-- start Information provided --

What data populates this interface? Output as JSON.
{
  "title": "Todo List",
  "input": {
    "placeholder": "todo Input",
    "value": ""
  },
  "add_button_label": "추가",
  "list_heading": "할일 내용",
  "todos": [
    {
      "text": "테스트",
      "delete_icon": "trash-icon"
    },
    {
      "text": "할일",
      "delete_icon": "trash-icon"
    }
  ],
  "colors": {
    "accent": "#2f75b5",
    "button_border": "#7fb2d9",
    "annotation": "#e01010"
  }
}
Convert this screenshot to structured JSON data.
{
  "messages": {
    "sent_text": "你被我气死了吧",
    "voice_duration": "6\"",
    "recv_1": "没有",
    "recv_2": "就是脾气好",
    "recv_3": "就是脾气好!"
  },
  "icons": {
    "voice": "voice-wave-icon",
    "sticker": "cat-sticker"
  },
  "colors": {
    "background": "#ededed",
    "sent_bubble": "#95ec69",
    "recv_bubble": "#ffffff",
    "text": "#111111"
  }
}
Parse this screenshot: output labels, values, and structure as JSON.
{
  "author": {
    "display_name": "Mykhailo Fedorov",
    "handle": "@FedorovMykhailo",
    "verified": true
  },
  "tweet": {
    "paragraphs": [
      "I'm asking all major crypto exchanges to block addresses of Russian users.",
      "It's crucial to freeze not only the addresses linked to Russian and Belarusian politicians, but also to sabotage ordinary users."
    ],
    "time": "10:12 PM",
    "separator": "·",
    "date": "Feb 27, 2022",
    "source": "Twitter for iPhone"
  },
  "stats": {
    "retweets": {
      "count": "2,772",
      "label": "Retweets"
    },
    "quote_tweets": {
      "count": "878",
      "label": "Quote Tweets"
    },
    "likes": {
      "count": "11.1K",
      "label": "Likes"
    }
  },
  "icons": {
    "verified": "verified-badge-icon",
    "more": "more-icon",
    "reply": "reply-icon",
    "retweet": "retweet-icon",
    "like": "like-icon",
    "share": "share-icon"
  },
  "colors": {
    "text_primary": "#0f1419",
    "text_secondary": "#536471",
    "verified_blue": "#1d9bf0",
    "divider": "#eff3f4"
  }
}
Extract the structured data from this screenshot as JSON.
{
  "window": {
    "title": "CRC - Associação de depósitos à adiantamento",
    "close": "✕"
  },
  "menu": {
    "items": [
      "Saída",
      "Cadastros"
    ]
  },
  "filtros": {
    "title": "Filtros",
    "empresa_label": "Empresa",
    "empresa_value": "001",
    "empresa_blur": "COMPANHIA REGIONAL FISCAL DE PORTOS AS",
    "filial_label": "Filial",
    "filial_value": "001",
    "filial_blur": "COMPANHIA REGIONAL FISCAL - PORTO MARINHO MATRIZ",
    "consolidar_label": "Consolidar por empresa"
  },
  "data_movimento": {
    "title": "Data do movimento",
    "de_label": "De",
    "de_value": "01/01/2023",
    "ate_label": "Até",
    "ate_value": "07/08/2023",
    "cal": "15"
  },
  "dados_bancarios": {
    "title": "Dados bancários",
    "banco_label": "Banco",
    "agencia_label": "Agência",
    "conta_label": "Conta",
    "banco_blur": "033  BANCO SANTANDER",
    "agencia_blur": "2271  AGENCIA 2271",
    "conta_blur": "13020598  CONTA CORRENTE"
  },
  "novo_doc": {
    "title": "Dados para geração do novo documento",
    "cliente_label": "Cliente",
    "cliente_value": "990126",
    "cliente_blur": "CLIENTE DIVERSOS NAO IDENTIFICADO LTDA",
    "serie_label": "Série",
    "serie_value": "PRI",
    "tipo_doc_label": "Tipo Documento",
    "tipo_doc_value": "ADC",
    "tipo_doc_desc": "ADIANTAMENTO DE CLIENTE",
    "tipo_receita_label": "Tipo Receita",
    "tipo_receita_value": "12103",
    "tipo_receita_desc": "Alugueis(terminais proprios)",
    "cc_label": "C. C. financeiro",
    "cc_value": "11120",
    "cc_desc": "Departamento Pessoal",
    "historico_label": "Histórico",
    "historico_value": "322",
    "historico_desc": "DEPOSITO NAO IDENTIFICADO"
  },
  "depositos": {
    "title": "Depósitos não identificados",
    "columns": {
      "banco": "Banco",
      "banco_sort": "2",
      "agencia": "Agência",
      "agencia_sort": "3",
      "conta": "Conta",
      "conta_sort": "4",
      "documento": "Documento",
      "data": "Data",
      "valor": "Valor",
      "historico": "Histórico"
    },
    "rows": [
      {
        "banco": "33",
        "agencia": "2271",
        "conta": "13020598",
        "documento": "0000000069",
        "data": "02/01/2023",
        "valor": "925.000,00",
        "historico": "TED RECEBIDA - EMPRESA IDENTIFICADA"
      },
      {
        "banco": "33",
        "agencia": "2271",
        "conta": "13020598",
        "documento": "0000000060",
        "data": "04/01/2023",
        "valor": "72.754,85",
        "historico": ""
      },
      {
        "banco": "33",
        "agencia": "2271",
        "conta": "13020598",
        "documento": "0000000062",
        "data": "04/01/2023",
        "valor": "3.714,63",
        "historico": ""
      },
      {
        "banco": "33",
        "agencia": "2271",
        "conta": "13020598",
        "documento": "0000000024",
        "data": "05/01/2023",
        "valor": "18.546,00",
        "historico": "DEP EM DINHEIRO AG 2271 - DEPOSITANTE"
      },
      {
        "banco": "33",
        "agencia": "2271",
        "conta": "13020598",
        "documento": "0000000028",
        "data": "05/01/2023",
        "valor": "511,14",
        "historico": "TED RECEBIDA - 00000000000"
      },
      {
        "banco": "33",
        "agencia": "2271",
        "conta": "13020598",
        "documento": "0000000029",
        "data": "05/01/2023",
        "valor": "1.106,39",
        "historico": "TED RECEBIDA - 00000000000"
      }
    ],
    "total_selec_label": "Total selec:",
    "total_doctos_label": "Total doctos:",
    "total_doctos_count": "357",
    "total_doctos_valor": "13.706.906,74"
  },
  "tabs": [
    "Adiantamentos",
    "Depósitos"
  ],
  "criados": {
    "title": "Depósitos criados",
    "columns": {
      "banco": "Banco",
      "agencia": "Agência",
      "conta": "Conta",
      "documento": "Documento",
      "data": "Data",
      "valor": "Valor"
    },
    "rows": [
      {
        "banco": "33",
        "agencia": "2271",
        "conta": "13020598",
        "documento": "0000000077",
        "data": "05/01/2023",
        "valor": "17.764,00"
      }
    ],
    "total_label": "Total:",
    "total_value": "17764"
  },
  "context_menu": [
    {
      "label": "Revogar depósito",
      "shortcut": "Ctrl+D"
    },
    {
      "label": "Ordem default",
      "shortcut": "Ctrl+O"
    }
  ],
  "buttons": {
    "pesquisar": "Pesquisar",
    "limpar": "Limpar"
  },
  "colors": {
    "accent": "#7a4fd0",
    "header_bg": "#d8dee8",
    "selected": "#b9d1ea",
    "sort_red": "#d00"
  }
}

-- end Information provided --

Problem to solve = Pick out the lines containing the word "screenshot" and show them.

Solution to this exercise =
Convert this screenshot to structured JSON data.
Parse this screenshot: output labels, values, and structure as JSON.
Extract the structured data from this screenshot as JSON.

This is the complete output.